[BEGIN]

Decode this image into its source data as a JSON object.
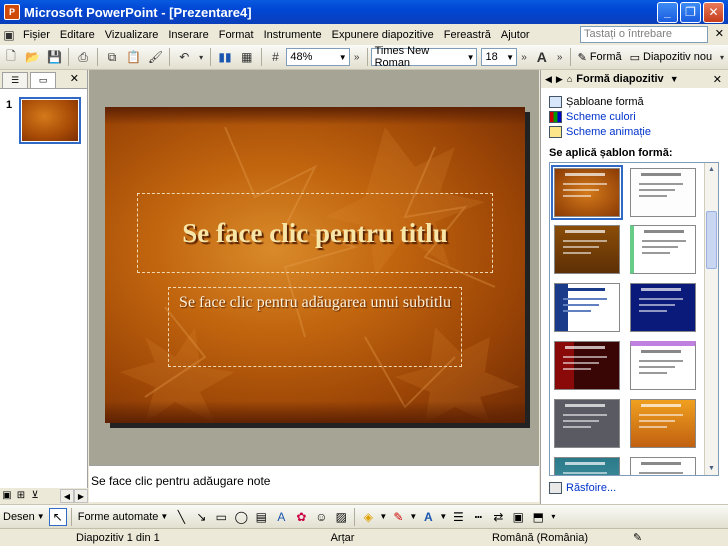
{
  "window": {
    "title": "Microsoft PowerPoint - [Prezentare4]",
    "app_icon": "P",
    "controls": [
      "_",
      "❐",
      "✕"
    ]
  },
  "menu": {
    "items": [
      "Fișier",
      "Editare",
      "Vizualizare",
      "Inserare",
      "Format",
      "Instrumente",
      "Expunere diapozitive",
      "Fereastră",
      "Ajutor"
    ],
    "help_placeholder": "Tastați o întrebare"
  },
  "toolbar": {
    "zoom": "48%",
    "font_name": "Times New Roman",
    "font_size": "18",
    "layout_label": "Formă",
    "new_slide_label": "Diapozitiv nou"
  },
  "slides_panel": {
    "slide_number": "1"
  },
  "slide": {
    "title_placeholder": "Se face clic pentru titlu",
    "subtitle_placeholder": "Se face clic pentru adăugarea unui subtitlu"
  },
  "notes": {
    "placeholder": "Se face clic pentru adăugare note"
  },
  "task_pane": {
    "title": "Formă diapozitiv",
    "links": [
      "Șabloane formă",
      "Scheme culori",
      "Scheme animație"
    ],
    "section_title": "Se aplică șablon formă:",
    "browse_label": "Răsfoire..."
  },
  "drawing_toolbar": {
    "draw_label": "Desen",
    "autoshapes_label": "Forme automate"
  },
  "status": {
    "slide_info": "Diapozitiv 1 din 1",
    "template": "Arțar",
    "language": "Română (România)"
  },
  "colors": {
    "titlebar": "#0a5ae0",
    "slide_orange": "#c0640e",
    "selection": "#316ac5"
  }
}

[END]
[BEGIN]

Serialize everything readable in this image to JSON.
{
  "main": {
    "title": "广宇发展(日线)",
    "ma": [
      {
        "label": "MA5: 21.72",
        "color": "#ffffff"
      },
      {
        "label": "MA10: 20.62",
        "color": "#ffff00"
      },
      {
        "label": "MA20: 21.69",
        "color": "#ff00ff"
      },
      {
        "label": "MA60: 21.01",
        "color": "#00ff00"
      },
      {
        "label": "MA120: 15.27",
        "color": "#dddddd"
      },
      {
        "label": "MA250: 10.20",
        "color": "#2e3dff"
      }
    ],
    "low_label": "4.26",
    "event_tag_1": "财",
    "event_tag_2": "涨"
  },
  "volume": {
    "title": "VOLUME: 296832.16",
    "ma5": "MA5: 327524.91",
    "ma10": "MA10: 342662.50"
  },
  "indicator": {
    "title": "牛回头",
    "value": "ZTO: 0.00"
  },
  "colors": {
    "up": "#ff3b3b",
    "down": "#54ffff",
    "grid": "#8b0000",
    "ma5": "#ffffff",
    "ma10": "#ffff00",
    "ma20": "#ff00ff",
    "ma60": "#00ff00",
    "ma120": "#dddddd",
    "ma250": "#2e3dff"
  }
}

[END]
[BEGIN]

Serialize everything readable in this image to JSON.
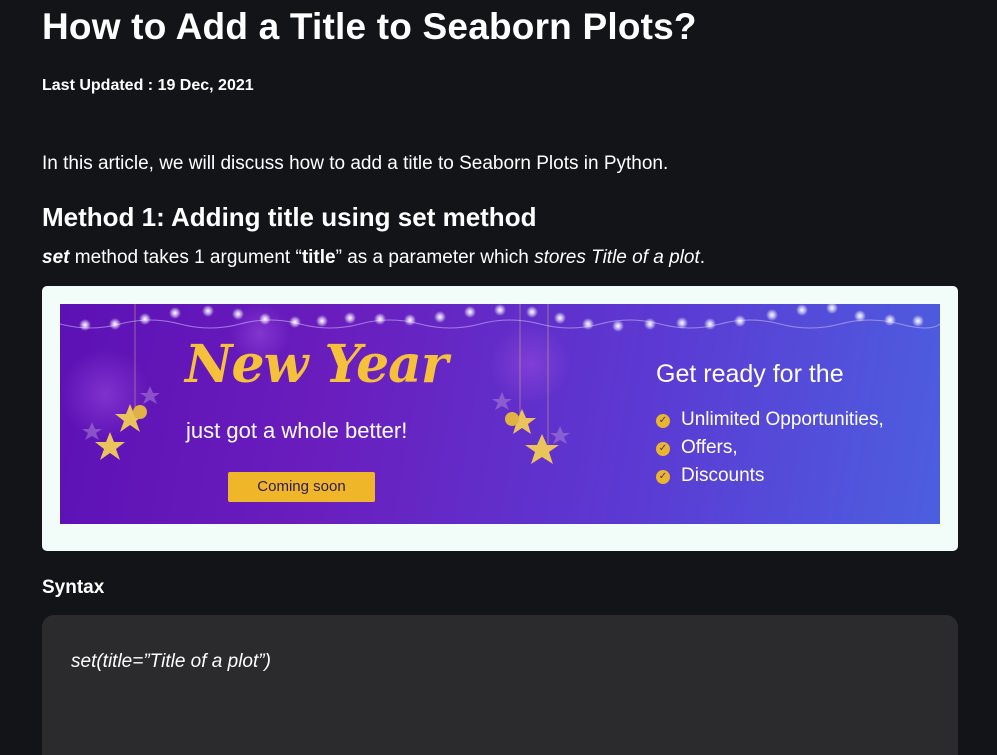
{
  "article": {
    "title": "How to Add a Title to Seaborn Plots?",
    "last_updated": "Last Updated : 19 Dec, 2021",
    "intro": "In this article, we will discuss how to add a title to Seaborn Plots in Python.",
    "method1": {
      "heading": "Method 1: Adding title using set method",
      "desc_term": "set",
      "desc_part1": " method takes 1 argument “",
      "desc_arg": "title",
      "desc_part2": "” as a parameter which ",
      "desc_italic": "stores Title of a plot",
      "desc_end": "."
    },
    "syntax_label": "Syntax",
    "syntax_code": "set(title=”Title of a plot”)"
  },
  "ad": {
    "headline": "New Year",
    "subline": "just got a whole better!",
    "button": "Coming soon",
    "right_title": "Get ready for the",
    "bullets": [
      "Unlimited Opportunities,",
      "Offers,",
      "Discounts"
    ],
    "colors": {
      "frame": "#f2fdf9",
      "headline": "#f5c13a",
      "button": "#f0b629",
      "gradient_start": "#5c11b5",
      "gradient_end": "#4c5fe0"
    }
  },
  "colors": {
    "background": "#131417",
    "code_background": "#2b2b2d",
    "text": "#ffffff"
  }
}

[END]

= Task objective =
From the entries above, copy each line holding "this".

= Worked answer =
Decode this image into its source data as a JSON object.
Serialize everything readable in this image to JSON.
Serialize everything readable in this image to JSON.
    "intro": "In this article, we will discuss how to add a title to Seaborn Plots in Python.",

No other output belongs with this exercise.